What needs to be done:
Decide whether each statement agrees with the kayaking interview transcript that follows. Answer yes or no for each, and quote the words from the transcript that decide it.
1. David Täng describes the competition he was at as one of many he had entered.
2. The line in the competition has small floating balls every meter.
3. In the story about the entangled rope, the paddler had to redo the whole thing.

So, yeah, I had a skin on frame. So, you know, did you build it yourself? No, I got a friend build it for me, he said.

You know, he was, I would say that he was the seal hunter of rolling because he was so modest.

DUBSIDE:
That's a seal hunter. Yeah.

DAVID TÄNG:
So he never, you know, said anything. Then, you know, that was my first competition, so I kept asking him a few things. And, you know, they have this line with small floating balls every meter.

DUBSIDE:
To measure the distances.

DAVID TÄNG:
Yeah, upside down.

DUBSIDE:
Okay.

DAVID TÄNG:
So we were talking about that, and he said, yeah, well, I competed once. And then we had this rope to the end of the kayak, but they entangled the rope. So when I was paddling, I got pulled back.

So they had to pull me back, and I had to redo the whole thing.

DUBSIDE:
And clearly you're talking about Jan David Jensen.

DAVID TÄNG:
That's when he struck me. I've seen that video.

DUBSIDE:
Oh, okay.

DAVID TÄNG:
And then, you know, then I became very quiet.

Data section:
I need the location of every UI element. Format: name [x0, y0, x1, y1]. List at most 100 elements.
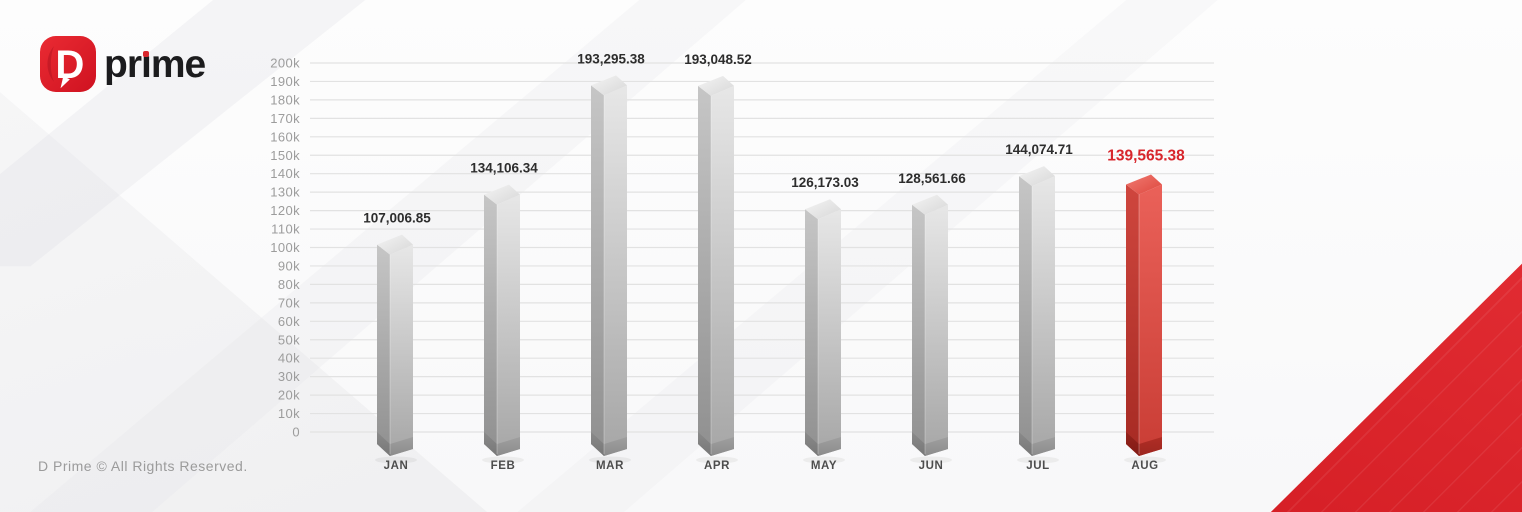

Reply to the exercise:
1. No: "that was my first competition"
2. Yes: "they have this line with small floating balls every meter"
3. Yes: "So they had to pull me back, and I had to redo the whole thing."